→ WRITTEN PROBLEM:
Go through the material and write it all out exactly, minus the pictures.

→ RECORDS TO PROCESS:
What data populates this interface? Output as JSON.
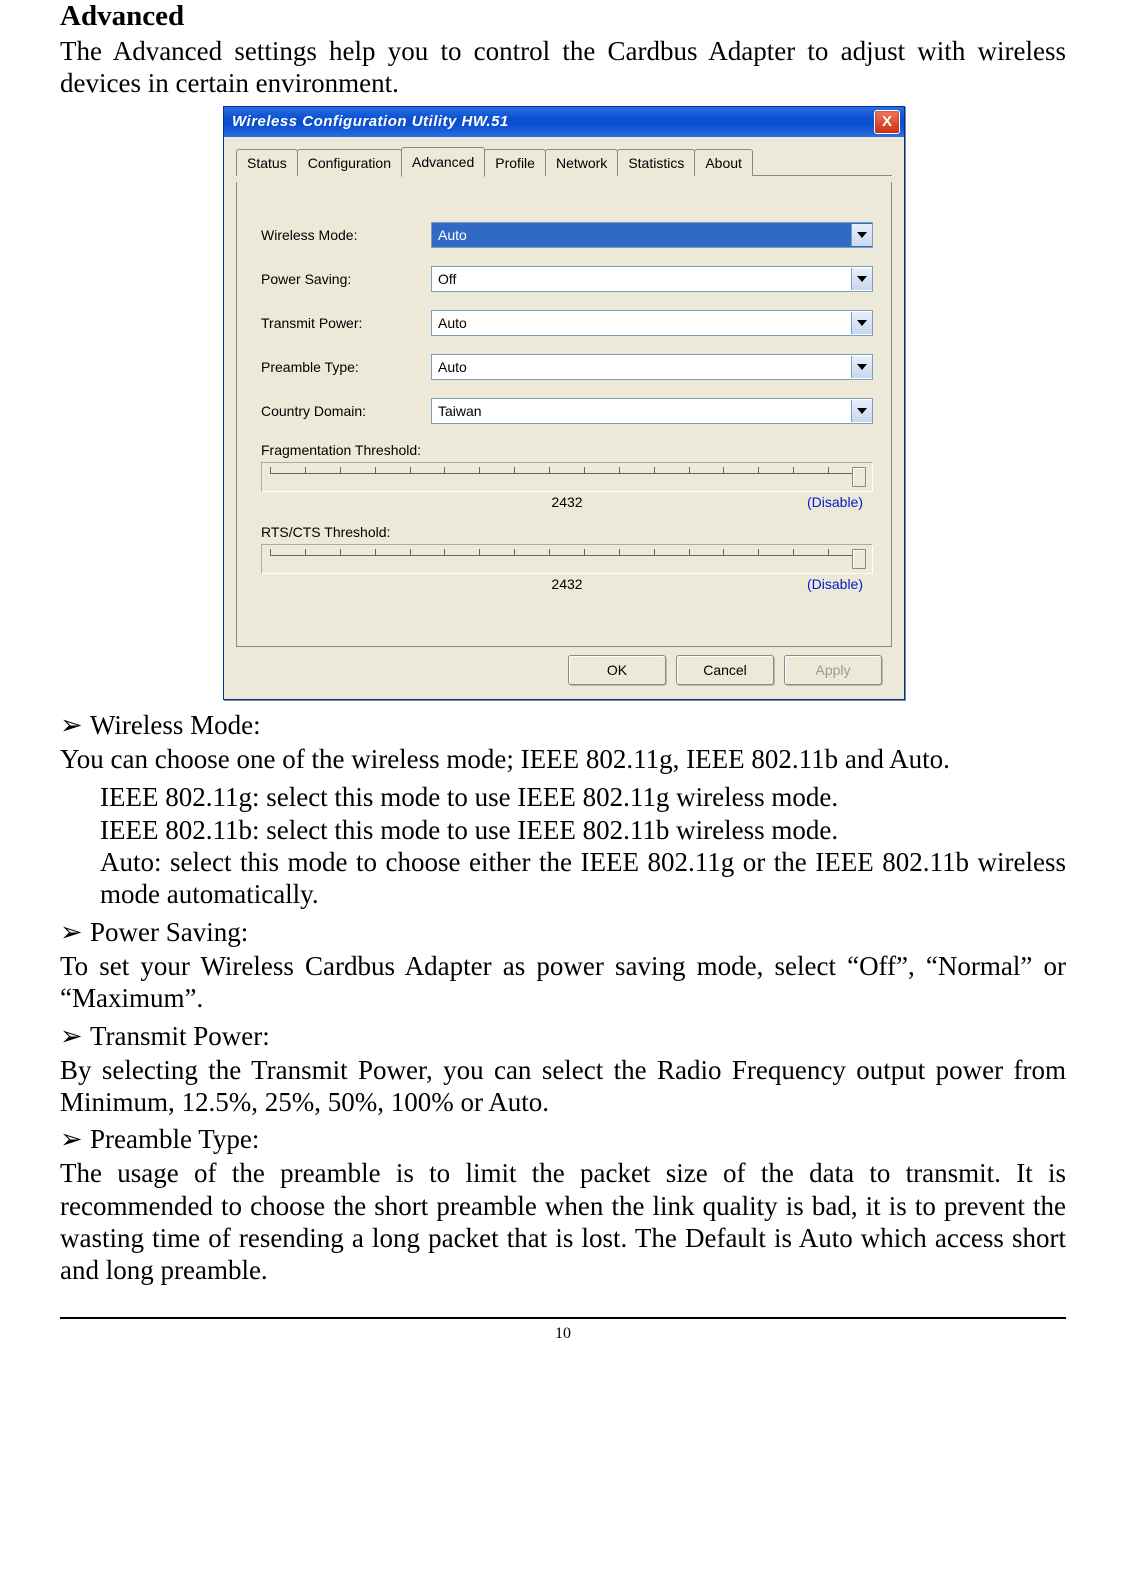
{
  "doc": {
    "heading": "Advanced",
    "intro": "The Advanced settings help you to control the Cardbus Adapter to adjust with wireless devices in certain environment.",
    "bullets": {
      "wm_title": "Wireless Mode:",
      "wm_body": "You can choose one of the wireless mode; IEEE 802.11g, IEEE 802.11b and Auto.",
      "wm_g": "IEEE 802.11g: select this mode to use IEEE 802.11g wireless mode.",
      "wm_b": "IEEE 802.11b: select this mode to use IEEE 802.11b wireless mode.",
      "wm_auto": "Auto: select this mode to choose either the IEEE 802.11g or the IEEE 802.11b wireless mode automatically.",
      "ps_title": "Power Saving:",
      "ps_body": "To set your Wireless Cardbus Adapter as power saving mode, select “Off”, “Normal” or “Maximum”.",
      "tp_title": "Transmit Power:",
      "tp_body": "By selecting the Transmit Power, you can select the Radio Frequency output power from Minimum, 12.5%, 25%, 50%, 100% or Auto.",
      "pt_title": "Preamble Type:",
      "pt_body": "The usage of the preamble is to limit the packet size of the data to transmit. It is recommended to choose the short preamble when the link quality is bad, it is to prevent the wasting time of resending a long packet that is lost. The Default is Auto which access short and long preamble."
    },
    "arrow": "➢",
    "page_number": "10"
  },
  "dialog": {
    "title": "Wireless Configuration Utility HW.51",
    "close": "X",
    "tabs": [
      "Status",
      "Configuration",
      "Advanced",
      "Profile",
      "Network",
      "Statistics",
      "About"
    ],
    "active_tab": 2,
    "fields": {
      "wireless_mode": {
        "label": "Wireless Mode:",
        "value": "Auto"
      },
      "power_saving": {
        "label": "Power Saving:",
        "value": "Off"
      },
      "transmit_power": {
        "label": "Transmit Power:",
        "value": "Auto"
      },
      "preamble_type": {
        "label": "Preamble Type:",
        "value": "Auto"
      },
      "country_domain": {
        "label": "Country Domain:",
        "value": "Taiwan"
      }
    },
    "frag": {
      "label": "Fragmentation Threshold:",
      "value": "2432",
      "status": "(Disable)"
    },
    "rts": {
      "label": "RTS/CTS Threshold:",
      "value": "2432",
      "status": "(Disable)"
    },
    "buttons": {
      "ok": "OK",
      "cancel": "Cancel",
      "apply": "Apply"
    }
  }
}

→ THE OUTPUT:
What data populates this interface? Output as JSON.
{
  "doc": {
    "heading": "Advanced",
    "intro": "The Advanced settings help you to control the Cardbus Adapter to adjust with wireless devices in certain environment.",
    "bullets": {
      "wm_title": "Wireless Mode:",
      "wm_body": "You can choose one of the wireless mode; IEEE 802.11g, IEEE 802.11b and Auto.",
      "wm_g": "IEEE 802.11g: select this mode to use IEEE 802.11g wireless mode.",
      "wm_b": "IEEE 802.11b: select this mode to use IEEE 802.11b wireless mode.",
      "wm_auto": "Auto: select this mode to choose either the IEEE 802.11g or the IEEE 802.11b wireless mode automatically.",
      "ps_title": "Power Saving:",
      "ps_body": "To set your Wireless Cardbus Adapter as power saving mode, select “Off”, “Normal” or “Maximum”.",
      "tp_title": "Transmit Power:",
      "tp_body": "By selecting the Transmit Power, you can select the Radio Frequency output power from Minimum, 12.5%, 25%, 50%, 100% or Auto.",
      "pt_title": "Preamble Type:",
      "pt_body": "The usage of the preamble is to limit the packet size of the data to transmit. It is recommended to choose the short preamble when the link quality is bad, it is to prevent the wasting time of resending a long packet that is lost. The Default is Auto which access short and long preamble."
    },
    "arrow": "➢",
    "page_number": "10"
  },
  "dialog": {
    "title": "Wireless Configuration Utility HW.51",
    "close": "X",
    "tabs": [
      "Status",
      "Configuration",
      "Advanced",
      "Profile",
      "Network",
      "Statistics",
      "About"
    ],
    "active_tab": 2,
    "fields": {
      "wireless_mode": {
        "label": "Wireless Mode:",
        "value": "Auto"
      },
      "power_saving": {
        "label": "Power Saving:",
        "value": "Off"
      },
      "transmit_power": {
        "label": "Transmit Power:",
        "value": "Auto"
      },
      "preamble_type": {
        "label": "Preamble Type:",
        "value": "Auto"
      },
      "country_domain": {
        "label": "Country Domain:",
        "value": "Taiwan"
      }
    },
    "frag": {
      "label": "Fragmentation Threshold:",
      "value": "2432",
      "status": "(Disable)"
    },
    "rts": {
      "label": "RTS/CTS Threshold:",
      "value": "2432",
      "status": "(Disable)"
    },
    "buttons": {
      "ok": "OK",
      "cancel": "Cancel",
      "apply": "Apply"
    }
  }
}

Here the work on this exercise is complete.